_WHAT THE TASK ASKS_
Copy every line of the data exactly, leaving nothing out.

_EXTRACTED INFORMATION_
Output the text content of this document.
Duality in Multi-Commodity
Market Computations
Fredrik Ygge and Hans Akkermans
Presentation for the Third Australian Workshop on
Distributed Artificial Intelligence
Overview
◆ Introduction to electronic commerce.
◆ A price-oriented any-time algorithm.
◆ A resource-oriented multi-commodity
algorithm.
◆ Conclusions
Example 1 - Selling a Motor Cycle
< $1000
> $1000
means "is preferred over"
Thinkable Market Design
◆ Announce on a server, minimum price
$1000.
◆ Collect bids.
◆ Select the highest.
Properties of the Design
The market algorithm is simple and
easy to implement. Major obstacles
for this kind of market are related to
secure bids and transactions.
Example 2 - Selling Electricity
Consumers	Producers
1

_RESPONSE TO THE EXERCISE_
Output the text content of this document.
Duality in Multi-Commodity
Market Computations
Fredrik Ygge and Hans Akkermans
Presentation for the Third Australian Workshop on
Distributed Artificial Intelligence
Overview
◆ Introduction to electronic commerce.
◆ A price-oriented any-time algorithm.
◆ A resource-oriented multi-commodity
algorithm.
◆ Conclusions
Example 1 - Selling a Motor Cycle
< $1000
> $1000
means "is preferred over"
Thinkable Market Design
◆ Announce on a server, minimum price
$1000.
◆ Collect bids.
◆ Select the highest.
Properties of the Design
The market algorithm is simple and
easy to implement. Major obstacles
for this kind of market are related to
secure bids and transactions.
Example 2 - Selling Electricity
Consumers	Producers
1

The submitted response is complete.